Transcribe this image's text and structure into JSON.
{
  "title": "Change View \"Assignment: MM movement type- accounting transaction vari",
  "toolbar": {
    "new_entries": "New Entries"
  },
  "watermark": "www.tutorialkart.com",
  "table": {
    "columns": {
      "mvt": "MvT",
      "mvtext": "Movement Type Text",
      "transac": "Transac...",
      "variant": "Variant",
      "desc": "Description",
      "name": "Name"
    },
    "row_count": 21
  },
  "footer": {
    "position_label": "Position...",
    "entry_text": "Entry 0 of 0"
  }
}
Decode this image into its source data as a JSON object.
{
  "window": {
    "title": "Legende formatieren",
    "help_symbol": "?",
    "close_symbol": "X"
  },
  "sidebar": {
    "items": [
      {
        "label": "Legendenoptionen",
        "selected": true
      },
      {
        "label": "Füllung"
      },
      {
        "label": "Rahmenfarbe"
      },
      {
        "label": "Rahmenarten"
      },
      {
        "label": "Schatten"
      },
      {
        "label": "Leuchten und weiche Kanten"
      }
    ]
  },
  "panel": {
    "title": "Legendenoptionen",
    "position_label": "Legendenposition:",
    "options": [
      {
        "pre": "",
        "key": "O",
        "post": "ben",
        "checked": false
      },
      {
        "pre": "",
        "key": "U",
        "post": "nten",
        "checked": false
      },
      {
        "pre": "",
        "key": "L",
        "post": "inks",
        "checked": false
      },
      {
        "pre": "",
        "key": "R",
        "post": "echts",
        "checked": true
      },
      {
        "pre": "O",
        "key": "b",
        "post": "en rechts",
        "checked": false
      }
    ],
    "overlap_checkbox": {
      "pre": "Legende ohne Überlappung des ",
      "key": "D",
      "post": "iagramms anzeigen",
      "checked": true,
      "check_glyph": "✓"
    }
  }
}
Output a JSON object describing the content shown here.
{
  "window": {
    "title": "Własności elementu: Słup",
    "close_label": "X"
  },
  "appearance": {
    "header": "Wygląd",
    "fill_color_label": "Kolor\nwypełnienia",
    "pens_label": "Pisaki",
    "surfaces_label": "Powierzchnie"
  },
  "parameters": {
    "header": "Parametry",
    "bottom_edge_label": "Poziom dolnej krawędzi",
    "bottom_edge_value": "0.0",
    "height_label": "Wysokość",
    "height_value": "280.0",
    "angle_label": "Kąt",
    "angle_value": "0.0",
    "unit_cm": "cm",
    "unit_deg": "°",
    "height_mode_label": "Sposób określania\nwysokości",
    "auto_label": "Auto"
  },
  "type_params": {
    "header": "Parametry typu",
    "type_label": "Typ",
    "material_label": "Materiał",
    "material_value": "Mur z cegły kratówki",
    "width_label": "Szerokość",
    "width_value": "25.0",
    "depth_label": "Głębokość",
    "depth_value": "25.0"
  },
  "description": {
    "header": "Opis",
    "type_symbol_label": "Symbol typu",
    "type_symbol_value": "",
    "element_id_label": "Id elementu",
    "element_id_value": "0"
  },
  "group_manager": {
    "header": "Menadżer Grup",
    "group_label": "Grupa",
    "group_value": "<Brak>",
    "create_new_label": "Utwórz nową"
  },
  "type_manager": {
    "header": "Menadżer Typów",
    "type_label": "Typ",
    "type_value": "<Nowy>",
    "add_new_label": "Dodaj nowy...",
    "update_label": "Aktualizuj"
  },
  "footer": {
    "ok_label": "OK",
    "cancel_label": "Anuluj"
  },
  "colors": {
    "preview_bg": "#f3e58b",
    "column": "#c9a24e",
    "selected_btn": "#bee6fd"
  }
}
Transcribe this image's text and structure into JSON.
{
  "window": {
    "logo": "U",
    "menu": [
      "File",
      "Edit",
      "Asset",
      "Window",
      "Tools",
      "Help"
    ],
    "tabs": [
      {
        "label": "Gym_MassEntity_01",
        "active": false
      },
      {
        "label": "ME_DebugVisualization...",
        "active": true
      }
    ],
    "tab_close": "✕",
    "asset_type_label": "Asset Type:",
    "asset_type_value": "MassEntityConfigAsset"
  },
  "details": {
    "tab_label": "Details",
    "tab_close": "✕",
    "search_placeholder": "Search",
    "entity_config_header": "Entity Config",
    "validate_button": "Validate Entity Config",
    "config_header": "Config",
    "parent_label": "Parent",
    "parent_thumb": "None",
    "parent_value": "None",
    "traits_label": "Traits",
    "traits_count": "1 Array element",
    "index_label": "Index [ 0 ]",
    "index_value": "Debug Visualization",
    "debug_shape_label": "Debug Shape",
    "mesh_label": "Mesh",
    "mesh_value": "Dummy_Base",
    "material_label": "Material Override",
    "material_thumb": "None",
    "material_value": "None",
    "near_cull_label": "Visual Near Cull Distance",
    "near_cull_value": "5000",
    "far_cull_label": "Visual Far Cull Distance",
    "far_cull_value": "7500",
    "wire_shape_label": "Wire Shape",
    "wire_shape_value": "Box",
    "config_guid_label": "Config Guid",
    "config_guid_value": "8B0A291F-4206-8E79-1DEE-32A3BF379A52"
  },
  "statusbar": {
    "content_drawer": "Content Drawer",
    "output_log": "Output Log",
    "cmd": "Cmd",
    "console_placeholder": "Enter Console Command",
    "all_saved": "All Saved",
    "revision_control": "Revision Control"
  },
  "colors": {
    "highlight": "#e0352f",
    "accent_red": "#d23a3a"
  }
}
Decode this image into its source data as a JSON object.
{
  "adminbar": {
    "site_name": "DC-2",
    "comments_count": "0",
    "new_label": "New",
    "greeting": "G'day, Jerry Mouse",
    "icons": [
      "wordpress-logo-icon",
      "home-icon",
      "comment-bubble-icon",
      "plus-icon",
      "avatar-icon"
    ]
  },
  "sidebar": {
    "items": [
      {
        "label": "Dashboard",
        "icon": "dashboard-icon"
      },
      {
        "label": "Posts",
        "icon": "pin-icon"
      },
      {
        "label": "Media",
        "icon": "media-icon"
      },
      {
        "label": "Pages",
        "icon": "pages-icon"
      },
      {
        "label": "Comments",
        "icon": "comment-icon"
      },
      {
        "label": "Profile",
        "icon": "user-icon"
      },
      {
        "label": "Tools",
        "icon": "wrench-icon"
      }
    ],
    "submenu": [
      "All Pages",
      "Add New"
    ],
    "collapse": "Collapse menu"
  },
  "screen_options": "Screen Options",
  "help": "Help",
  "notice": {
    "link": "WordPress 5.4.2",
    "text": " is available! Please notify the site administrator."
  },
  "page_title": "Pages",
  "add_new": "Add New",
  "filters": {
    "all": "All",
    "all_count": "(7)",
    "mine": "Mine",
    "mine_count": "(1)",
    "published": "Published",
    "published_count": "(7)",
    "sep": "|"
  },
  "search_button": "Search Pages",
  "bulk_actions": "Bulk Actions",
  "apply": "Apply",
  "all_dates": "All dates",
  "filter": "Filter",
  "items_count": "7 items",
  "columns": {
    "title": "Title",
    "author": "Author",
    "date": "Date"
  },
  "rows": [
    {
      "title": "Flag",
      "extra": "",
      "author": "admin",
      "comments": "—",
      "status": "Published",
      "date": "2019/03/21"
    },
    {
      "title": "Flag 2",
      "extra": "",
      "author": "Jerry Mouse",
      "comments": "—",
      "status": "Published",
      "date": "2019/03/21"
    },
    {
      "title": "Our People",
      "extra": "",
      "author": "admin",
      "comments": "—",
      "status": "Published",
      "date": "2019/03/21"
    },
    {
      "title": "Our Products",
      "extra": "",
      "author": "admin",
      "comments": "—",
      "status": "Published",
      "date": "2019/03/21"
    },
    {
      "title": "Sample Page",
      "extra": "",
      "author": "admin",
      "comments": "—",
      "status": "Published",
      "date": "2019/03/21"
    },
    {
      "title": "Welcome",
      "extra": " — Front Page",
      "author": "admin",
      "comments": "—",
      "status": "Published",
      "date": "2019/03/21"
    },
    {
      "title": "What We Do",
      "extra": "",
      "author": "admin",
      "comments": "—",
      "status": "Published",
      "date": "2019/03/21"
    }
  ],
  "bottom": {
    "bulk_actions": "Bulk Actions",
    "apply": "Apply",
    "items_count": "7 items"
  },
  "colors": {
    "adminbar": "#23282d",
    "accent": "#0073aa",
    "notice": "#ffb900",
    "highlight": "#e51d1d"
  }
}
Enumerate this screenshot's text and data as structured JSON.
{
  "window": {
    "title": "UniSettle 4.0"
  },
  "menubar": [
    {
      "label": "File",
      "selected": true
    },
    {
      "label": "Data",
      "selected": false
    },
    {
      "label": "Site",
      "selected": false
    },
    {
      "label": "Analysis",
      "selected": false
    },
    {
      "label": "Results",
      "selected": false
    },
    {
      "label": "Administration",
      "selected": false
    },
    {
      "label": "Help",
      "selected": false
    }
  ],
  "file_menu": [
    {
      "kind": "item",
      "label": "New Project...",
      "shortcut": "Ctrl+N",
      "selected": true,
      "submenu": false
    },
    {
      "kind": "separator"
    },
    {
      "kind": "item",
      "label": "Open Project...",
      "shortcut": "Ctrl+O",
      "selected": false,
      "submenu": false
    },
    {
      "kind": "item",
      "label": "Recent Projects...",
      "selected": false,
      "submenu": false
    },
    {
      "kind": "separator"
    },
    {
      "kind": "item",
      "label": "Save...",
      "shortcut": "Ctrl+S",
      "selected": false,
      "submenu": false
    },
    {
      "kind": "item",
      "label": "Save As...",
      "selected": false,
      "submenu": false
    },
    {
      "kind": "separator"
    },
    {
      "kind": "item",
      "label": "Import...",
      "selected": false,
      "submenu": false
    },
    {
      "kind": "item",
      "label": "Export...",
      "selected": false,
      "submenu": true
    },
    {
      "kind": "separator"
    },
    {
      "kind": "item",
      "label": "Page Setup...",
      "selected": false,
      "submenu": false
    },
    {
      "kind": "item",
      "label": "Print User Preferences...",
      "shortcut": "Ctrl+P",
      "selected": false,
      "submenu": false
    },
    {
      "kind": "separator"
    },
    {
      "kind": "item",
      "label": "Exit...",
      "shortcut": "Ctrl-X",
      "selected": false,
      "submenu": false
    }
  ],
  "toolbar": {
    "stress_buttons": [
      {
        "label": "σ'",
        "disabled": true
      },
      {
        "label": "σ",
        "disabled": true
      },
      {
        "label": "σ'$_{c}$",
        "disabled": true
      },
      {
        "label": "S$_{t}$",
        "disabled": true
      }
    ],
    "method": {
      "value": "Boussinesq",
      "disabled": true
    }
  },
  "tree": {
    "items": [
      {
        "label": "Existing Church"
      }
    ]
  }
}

→ WORK INSTRUCTIONS
Scan the records above and report how many lines include the word "highlight", without any other text.

→ WRITTEN SOLUTION
2